┏━━

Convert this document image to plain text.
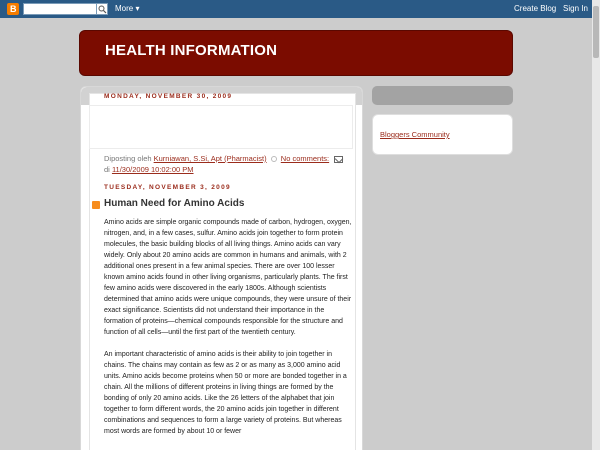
B	More ▾	Create Blog Sign In
HEALTH INFORMATION
MONDAY, NOVEMBER 30, 2009
Diposting oleh Kurniawan, S.Si, Apt (Pharmacist) No comments:
di 11/30/2009 10:02:00 PM
TUESDAY, NOVEMBER 3, 2009
Human Need for Amino Acids

Amino acids are simple organic compounds made of carbon, hydrogen, oxygen, nitrogen, and, in a few cases, sulfur. Amino acids join together to form protein molecules, the basic building blocks of all living things. Amino acids can vary widely. Only about 20 amino acids are common in humans and animals, with 2 additional ones present in a few animal species. There are over 100 lesser known amino acids found in other living organisms, particularly plants. The first few amino acids were discovered in the early 1800s. Although scientists determined that amino acids were unique compounds, they were unsure of their exact significance. Scientists did not understand their importance in the formation of proteins—chemical compounds responsible for the structure and function of all cells—until the first part of the twentieth century.

An important characteristic of amino acids is their ability to join together in chains. The chains may contain as few as 2 or as many as 3,000 amino acid units. Amino acids become proteins when 50 or more are bonded together in a chain. All the millions of different proteins in living things are formed by the bonding of only 20 amino acids. Like the 26 letters of the alphabet that join together to form different words, the 20 amino acids join together in different combinations and sequences to form a large variety of proteins. But whereas most words are formed by about 10 or fewer

Bloggers Community
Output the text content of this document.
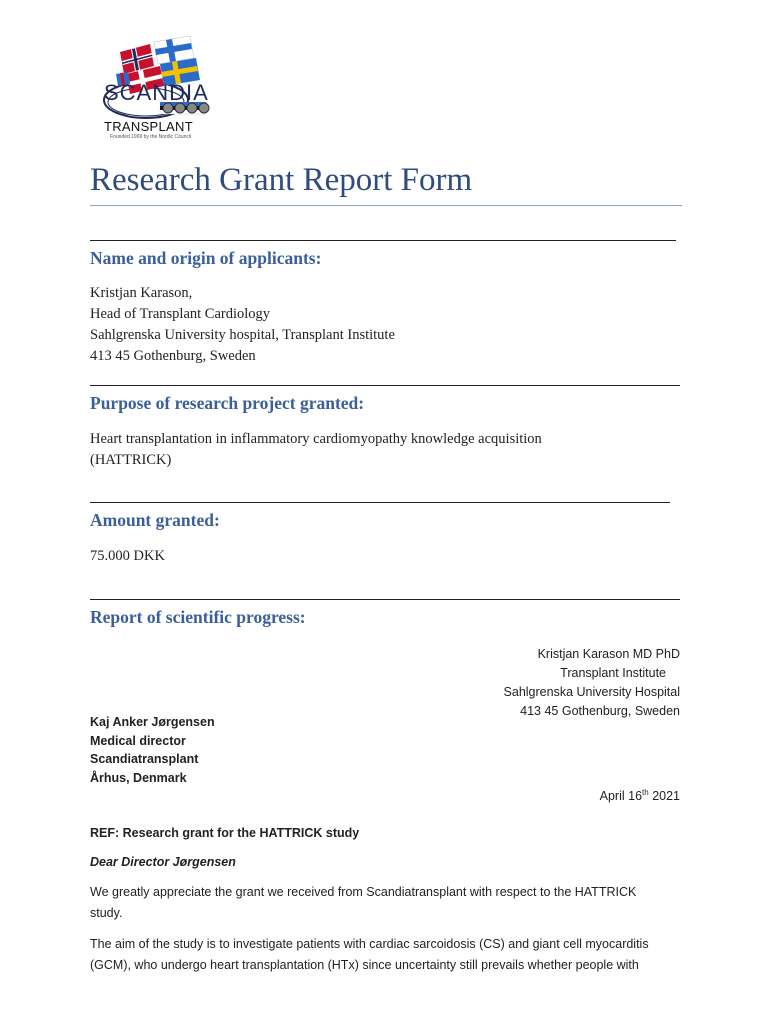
SCANDIA
TRANSPLANT
Founded 1969 by the Nordic Council
Research Grant Report Form
Name and origin of applicants:
Kristjan Karason,
Head of Transplant Cardiology
Sahlgrenska University hospital, Transplant Institute
413 45 Gothenburg, Sweden
Purpose of research project granted:
Heart transplantation in inflammatory cardiomyopathy knowledge acquisition
(HATTRICK)
Amount granted:
75.000 DKK
Report of scientific progress:
Kristjan Karason MD PhD
Transplant Institute
Sahlgrenska University Hospital
413 45 Gothenburg, Sweden
Kaj Anker Jørgensen
Medical director
Scandiatransplant
Århus, Denmark
April 16th 2021
REF: Research grant for the HATTRICK study
Dear Director Jørgensen
We greatly appreciate the grant we received from Scandiatransplant with respect to the HATTRICK
study.
The aim of the study is to investigate patients with cardiac sarcoidosis (CS) and giant cell myocarditis
(GCM), who undergo heart transplantation (HTx) since uncertainty still prevails whether people with
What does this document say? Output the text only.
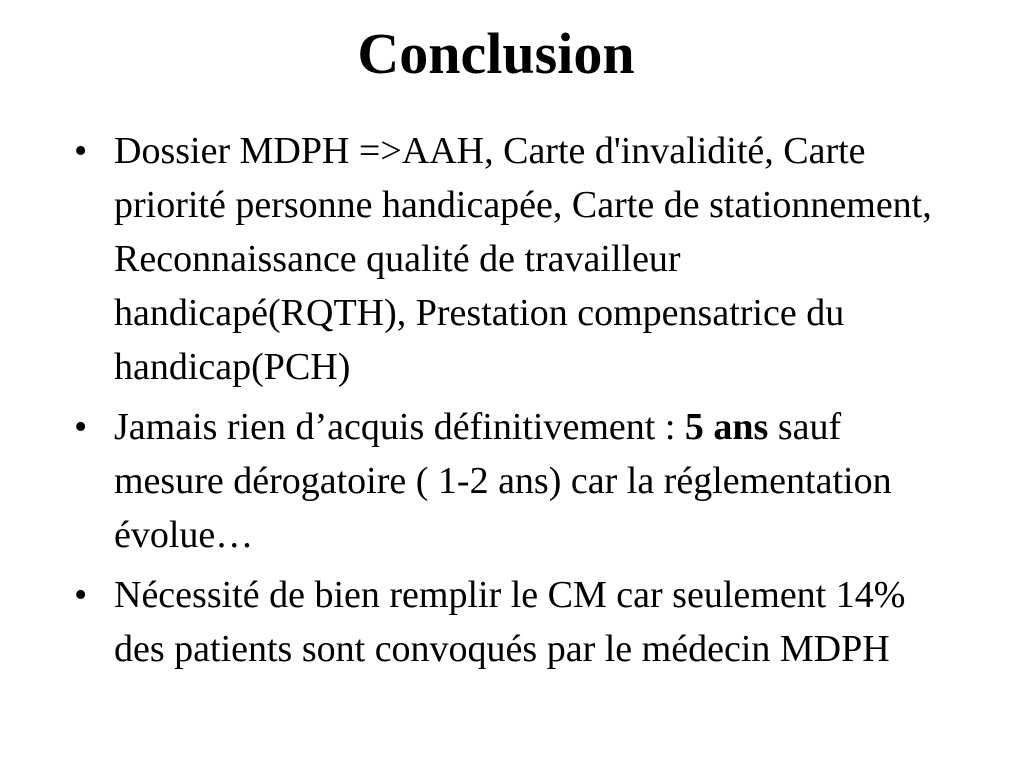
Conclusion
• Dossier MDPH =>AAH, Carte d'invalidité, Carte priorité personne handicapée, Carte de stationnement, Reconnaissance qualité de travailleur handicapé(RQTH), Prestation compensatrice du handicap(PCH)
• Jamais rien d’acquis définitivement : 5 ans sauf mesure dérogatoire ( 1-2 ans) car la réglementation évolue…
• Nécessité de bien remplir le CM car seulement 14% des patients sont convoqués par le médecin MDPH
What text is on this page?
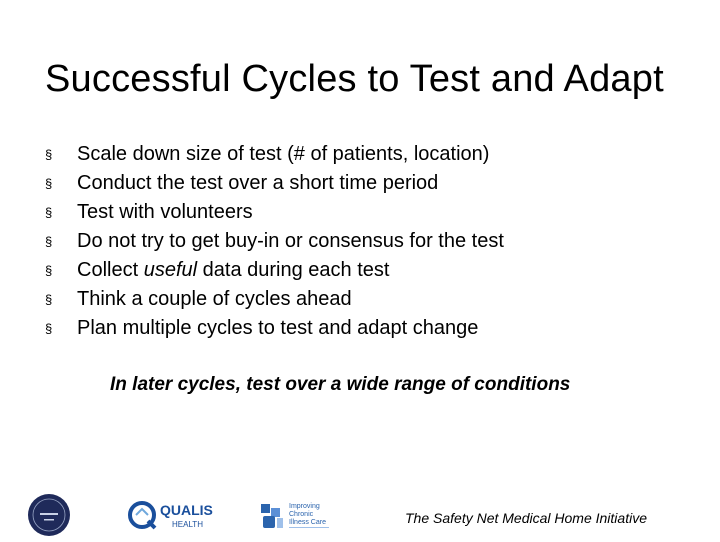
Successful Cycles to Test and Adapt
§	Scale down size of test (# of patients, location)
§	Conduct the test over a short time period
§	Test with volunteers
§	Do not try to get buy-in or consensus for the test
§	Collect useful data during each test
§	Think a couple of cycles ahead
§	Plan multiple cycles to test and adapt change
In later cycles, test over a wide range of conditions
QUALIS
HEALTH
Improving
Chronic
Illness Care	The Safety Net Medical Home Initiative
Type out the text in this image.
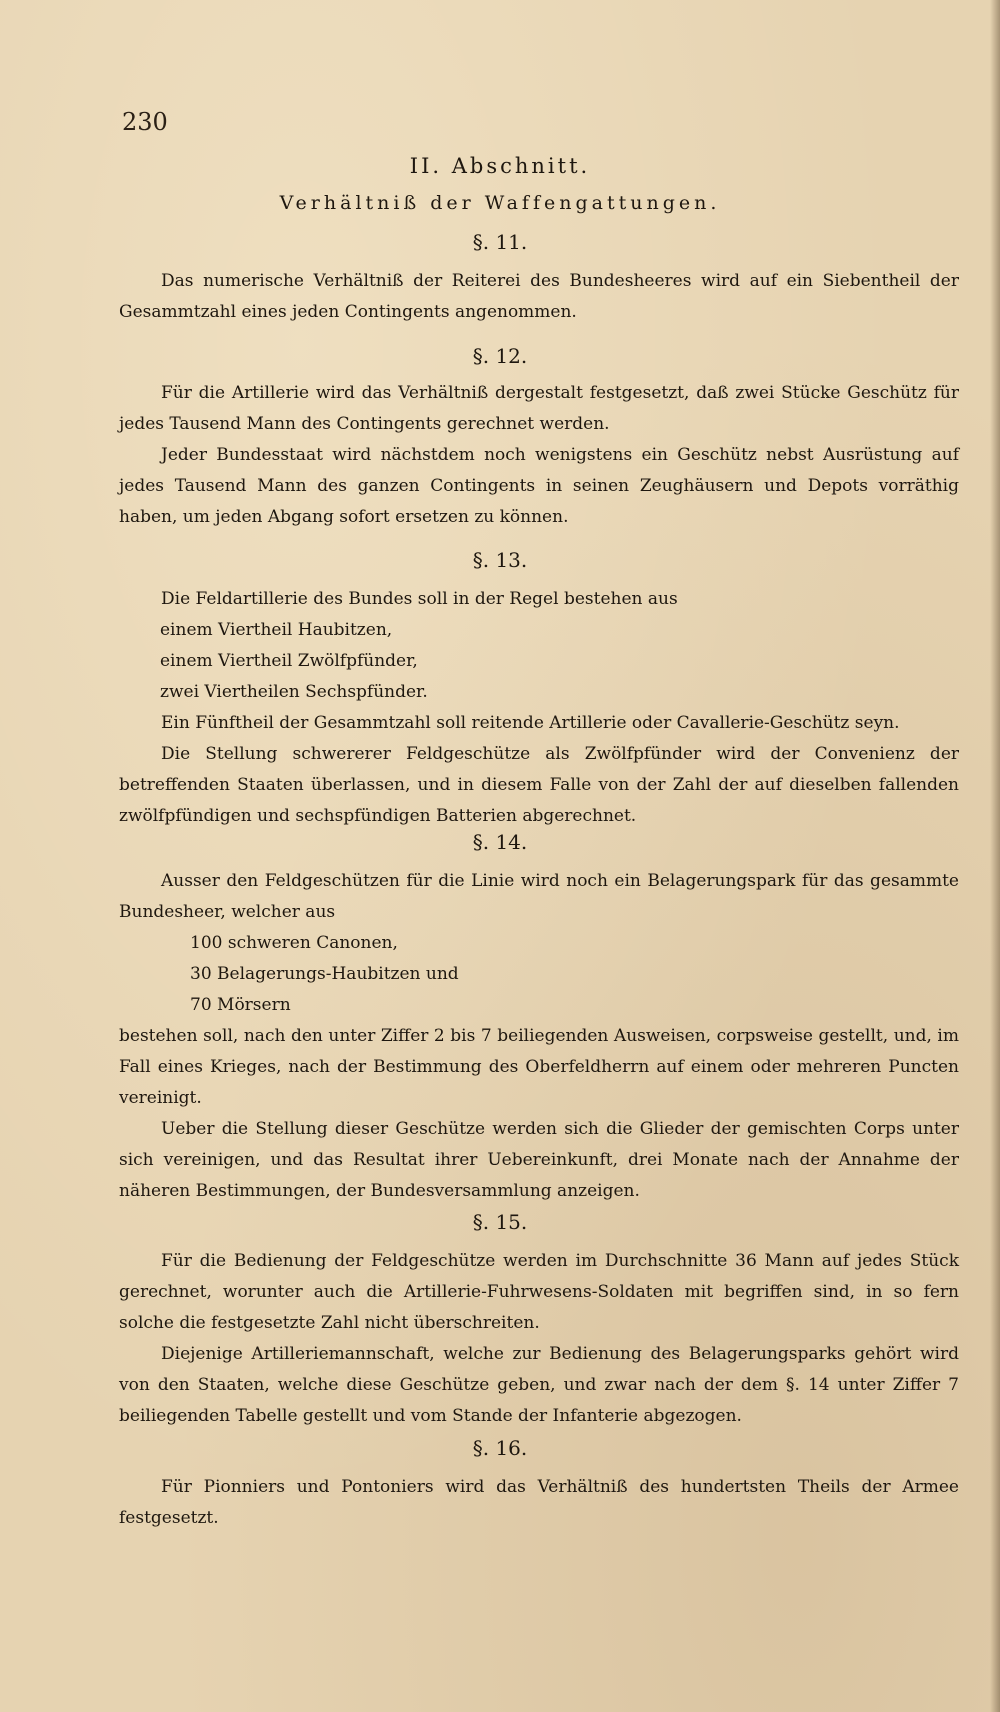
230
II. Abschnitt.
Verhältniß der Waffengattungen.
§. 11.
Das numerische Verhältniß der Reiterei des Bundesheeres wird auf ein Siebentheil der Gesammtzahl eines jeden Contingents angenommen.
§. 12.
Für die Artillerie wird das Verhältniß dergestalt festgesetzt, daß zwei Stücke Geschütz für jedes Tausend Mann des Contingents gerechnet werden.
Jeder Bundesstaat wird nächstdem noch wenigstens ein Geschütz nebst Ausrüstung auf jedes Tausend Mann des ganzen Contingents in seinen Zeughäusern und Depots vorräthig haben, um jeden Abgang sofort ersetzen zu können.
§. 13.
Die Feldartillerie des Bundes soll in der Regel bestehen aus
einem Viertheil Haubitzen,
einem Viertheil Zwölfpfünder,
zwei Viertheilen Sechspfünder.
Ein Fünftheil der Gesammtzahl soll reitende Artillerie oder Cavallerie-Geschütz seyn.
Die Stellung schwererer Feldgeschütze als Zwölfpfünder wird der Convenienz der betreffenden Staaten überlassen, und in diesem Falle von der Zahl der auf dieselben fallenden zwölfpfündigen und sechspfündigen Batterien abgerechnet.
§. 14.
Ausser den Feldgeschützen für die Linie wird noch ein Belagerungspark für das gesammte Bundesheer, welcher aus
100 schweren Canonen,
30 Belagerungs-Haubitzen und
70 Mörsern
bestehen soll, nach den unter Ziffer 2 bis 7 beiliegenden Ausweisen, corpsweise gestellt, und, im Fall eines Krieges, nach der Bestimmung des Oberfeldherrn auf einem oder mehreren Puncten vereinigt.
Ueber die Stellung dieser Geschütze werden sich die Glieder der gemischten Corps unter sich vereinigen, und das Resultat ihrer Uebereinkunft, drei Monate nach der Annahme der näheren Bestimmungen, der Bundesversammlung anzeigen.
§. 15.
Für die Bedienung der Feldgeschütze werden im Durchschnitte 36 Mann auf jedes Stück gerechnet, worunter auch die Artillerie-Fuhrwesens-Soldaten mit begriffen sind, in so fern solche die festgesetzte Zahl nicht überschreiten.
Diejenige Artilleriemannschaft, welche zur Bedienung des Belagerungsparks gehört wird von den Staaten, welche diese Geschütze geben, und zwar nach der dem §. 14 unter Ziffer 7 beiliegenden Tabelle gestellt und vom Stande der Infanterie abgezogen.
§. 16.
Für Pionniers und Pontoniers wird das Verhältniß des hundertsten Theils der Armee festgesetzt.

┗━━

Write out the material above exactly. Skip the pictures.

Convert this document image to plain text.
B	More ▾	Create Blog Sign In
HEALTH INFORMATION
MONDAY, NOVEMBER 30, 2009
Diposting oleh Kurniawan, S.Si, Apt (Pharmacist) No comments:
di 11/30/2009 10:02:00 PM
TUESDAY, NOVEMBER 3, 2009
Human Need for Amino Acids

Amino acids are simple organic compounds made of carbon, hydrogen, oxygen, nitrogen, and, in a few cases, sulfur. Amino acids join together to form protein molecules, the basic building blocks of all living things. Amino acids can vary widely. Only about 20 amino acids are common in humans and animals, with 2 additional ones present in a few animal species. There are over 100 lesser known amino acids found in other living organisms, particularly plants. The first few amino acids were discovered in the early 1800s. Although scientists determined that amino acids were unique compounds, they were unsure of their exact significance. Scientists did not understand their importance in the formation of proteins—chemical compounds responsible for the structure and function of all cells—until the first part of the twentieth century.

An important characteristic of amino acids is their ability to join together in chains. The chains may contain as few as 2 or as many as 3,000 amino acid units. Amino acids become proteins when 50 or more are bonded together in a chain. All the millions of different proteins in living things are formed by the bonding of only 20 amino acids. Like the 26 letters of the alphabet that join together to form different words, the 20 amino acids join together in different combinations and sequences to form a large variety of proteins. But whereas most words are formed by about 10 or fewer

Bloggers Community
Output the text content of this document.
SCANDIA
TRANSPLANT
Founded 1969 by the Nordic Council
Research Grant Report Form
Name and origin of applicants:
Kristjan Karason,
Head of Transplant Cardiology
Sahlgrenska University hospital, Transplant Institute
413 45 Gothenburg, Sweden
Purpose of research project granted:
Heart transplantation in inflammatory cardiomyopathy knowledge acquisition
(HATTRICK)
Amount granted:
75.000 DKK
Report of scientific progress:
Kristjan Karason MD PhD
Transplant Institute
Sahlgrenska University Hospital
413 45 Gothenburg, Sweden
Kaj Anker Jørgensen
Medical director
Scandiatransplant
Århus, Denmark
April 16th 2021
REF: Research grant for the HATTRICK study
Dear Director Jørgensen
We greatly appreciate the grant we received from Scandiatransplant with respect to the HATTRICK
study.
The aim of the study is to investigate patients with cardiac sarcoidosis (CS) and giant cell myocarditis
(GCM), who undergo heart transplantation (HTx) since uncertainty still prevails whether people with
What does this document say? Output the text only.
Conclusion
• Dossier MDPH =>AAH, Carte d'invalidité, Carte priorité personne handicapée, Carte de stationnement, Reconnaissance qualité de travailleur handicapé(RQTH), Prestation compensatrice du handicap(PCH)
• Jamais rien d’acquis définitivement : 5 ans sauf mesure dérogatoire ( 1-2 ans) car la réglementation évolue…
• Nécessité de bien remplir le CM car seulement 14% des patients sont convoqués par le médecin MDPH
What text is on this page?
Successful Cycles to Test and Adapt
§	Scale down size of test (# of patients, location)
§	Conduct the test over a short time period
§	Test with volunteers
§	Do not try to get buy-in or consensus for the test
§	Collect useful data during each test
§	Think a couple of cycles ahead
§	Plan multiple cycles to test and adapt change
In later cycles, test over a wide range of conditions
QUALIS
HEALTH
Improving
Chronic
Illness Care	The Safety Net Medical Home Initiative
Type out the text in this image.
230
II. Abschnitt.
Verhältniß der Waffengattungen.
§. 11.
Das numerische Verhältniß der Reiterei des Bundesheeres wird auf ein Siebentheil der Gesammtzahl eines jeden Contingents angenommen.
§. 12.
Für die Artillerie wird das Verhältniß dergestalt festgesetzt, daß zwei Stücke Geschütz für jedes Tausend Mann des Contingents gerechnet werden.
Jeder Bundesstaat wird nächstdem noch wenigstens ein Geschütz nebst Ausrüstung auf jedes Tausend Mann des ganzen Contingents in seinen Zeughäusern und Depots vorräthig haben, um jeden Abgang sofort ersetzen zu können.
§. 13.
Die Feldartillerie des Bundes soll in der Regel bestehen aus
einem Viertheil Haubitzen,
einem Viertheil Zwölfpfünder,
zwei Viertheilen Sechspfünder.
Ein Fünftheil der Gesammtzahl soll reitende Artillerie oder Cavallerie-Geschütz seyn.
Die Stellung schwererer Feldgeschütze als Zwölfpfünder wird der Convenienz der betreffenden Staaten überlassen, und in diesem Falle von der Zahl der auf dieselben fallenden zwölfpfündigen und sechspfündigen Batterien abgerechnet.
§. 14.
Ausser den Feldgeschützen für die Linie wird noch ein Belagerungspark für das gesammte Bundesheer, welcher aus
100 schweren Canonen,
30 Belagerungs-Haubitzen und
70 Mörsern
bestehen soll, nach den unter Ziffer 2 bis 7 beiliegenden Ausweisen, corpsweise gestellt, und, im Fall eines Krieges, nach der Bestimmung des Oberfeldherrn auf einem oder mehreren Puncten vereinigt.
Ueber die Stellung dieser Geschütze werden sich die Glieder der gemischten Corps unter sich vereinigen, und das Resultat ihrer Uebereinkunft, drei Monate nach der Annahme der näheren Bestimmungen, der Bundesversammlung anzeigen.
§. 15.
Für die Bedienung der Feldgeschütze werden im Durchschnitte 36 Mann auf jedes Stück gerechnet, worunter auch die Artillerie-Fuhrwesens-Soldaten mit begriffen sind, in so fern solche die festgesetzte Zahl nicht überschreiten.
Diejenige Artilleriemannschaft, welche zur Bedienung des Belagerungsparks gehört wird von den Staaten, welche diese Geschütze geben, und zwar nach der dem §. 14 unter Ziffer 7 beiliegenden Tabelle gestellt und vom Stande der Infanterie abgezogen.
§. 16.
Für Pionniers und Pontoniers wird das Verhältniß des hundertsten Theils der Armee festgesetzt.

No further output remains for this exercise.